┌──

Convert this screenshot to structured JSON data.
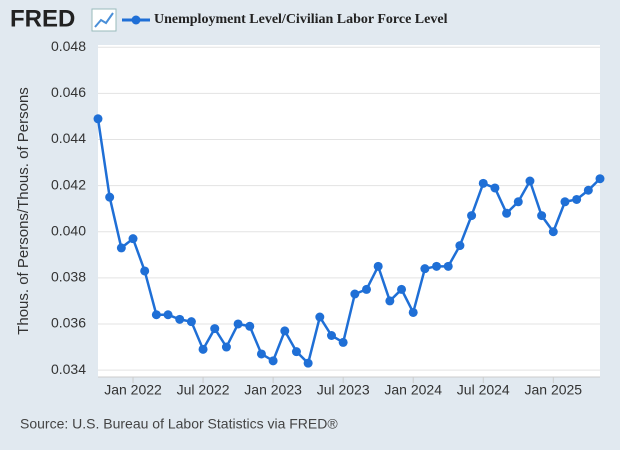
{
  "logo": "FRED",
  "source": "Source: U.S. Bureau of Labor Statistics via FRED®",
  "chart_data": {
    "type": "line",
    "y_label": "Thous. of Persons/Thous. of Persons",
    "categories": [
      null,
      null,
      null,
      "Jan 2022",
      null,
      null,
      null,
      null,
      null,
      "Jul 2022",
      null,
      null,
      null,
      null,
      null,
      "Jan 2023",
      null,
      null,
      null,
      null,
      null,
      "Jul 2023",
      null,
      null,
      null,
      null,
      null,
      "Jan 2024",
      null,
      null,
      null,
      null,
      null,
      "Jul 2024",
      null,
      null,
      null,
      null,
      null,
      "Jan 2025",
      null,
      null,
      null,
      null
    ],
    "series": [
      {
        "name": "Unemployment Level/Civilian Labor Force Level",
        "color": "#1f6fd6",
        "values": [
          0.0449,
          0.0415,
          0.0393,
          0.0397,
          0.0383,
          0.0364,
          0.0364,
          0.0362,
          0.0361,
          0.0349,
          0.0358,
          0.035,
          0.036,
          0.0359,
          0.0347,
          0.0344,
          0.0357,
          0.0348,
          0.0343,
          0.0363,
          0.0355,
          0.0352,
          0.0373,
          0.0375,
          0.0385,
          0.037,
          0.0375,
          0.0365,
          0.0384,
          0.0385,
          0.0385,
          0.0394,
          0.0407,
          0.0421,
          0.0419,
          0.0408,
          0.0413,
          0.0422,
          0.0407,
          0.04,
          0.0413,
          0.0414,
          0.0418,
          0.0423
        ]
      }
    ],
    "ylim": [
      0.0337,
      0.0481
    ],
    "yticks": [
      0.034,
      0.036,
      0.038,
      {
        "value": 0.04,
        "label": "0.040"
      },
      0.042,
      0.044,
      0.046,
      0.048
    ],
    "grid": true
  }
}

└──

▶ **Task objective**
From the material above, copy everything exactly but the pictures.

▶ **Correct answer**
Convert this screenshot to structured JSON data.
{
  "logo": "FRED",
  "source": "Source: U.S. Bureau of Labor Statistics via FRED®",
  "chart_data": {
    "type": "line",
    "y_label": "Thous. of Persons/Thous. of Persons",
    "categories": [
      null,
      null,
      null,
      "Jan 2022",
      null,
      null,
      null,
      null,
      null,
      "Jul 2022",
      null,
      null,
      null,
      null,
      null,
      "Jan 2023",
      null,
      null,
      null,
      null,
      null,
      "Jul 2023",
      null,
      null,
      null,
      null,
      null,
      "Jan 2024",
      null,
      null,
      null,
      null,
      null,
      "Jul 2024",
      null,
      null,
      null,
      null,
      null,
      "Jan 2025",
      null,
      null,
      null,
      null
    ],
    "series": [
      {
        "name": "Unemployment Level/Civilian Labor Force Level",
        "color": "#1f6fd6",
        "values": [
          0.0449,
          0.0415,
          0.0393,
          0.0397,
          0.0383,
          0.0364,
          0.0364,
          0.0362,
          0.0361,
          0.0349,
          0.0358,
          0.035,
          0.036,
          0.0359,
          0.0347,
          0.0344,
          0.0357,
          0.0348,
          0.0343,
          0.0363,
          0.0355,
          0.0352,
          0.0373,
          0.0375,
          0.0385,
          0.037,
          0.0375,
          0.0365,
          0.0384,
          0.0385,
          0.0385,
          0.0394,
          0.0407,
          0.0421,
          0.0419,
          0.0408,
          0.0413,
          0.0422,
          0.0407,
          0.04,
          0.0413,
          0.0414,
          0.0418,
          0.0423
        ]
      }
    ],
    "ylim": [
      0.0337,
      0.0481
    ],
    "yticks": [
      0.034,
      0.036,
      0.038,
      {
        "value": 0.04,
        "label": "0.040"
      },
      0.042,
      0.044,
      0.046,
      0.048
    ],
    "grid": true
  }
}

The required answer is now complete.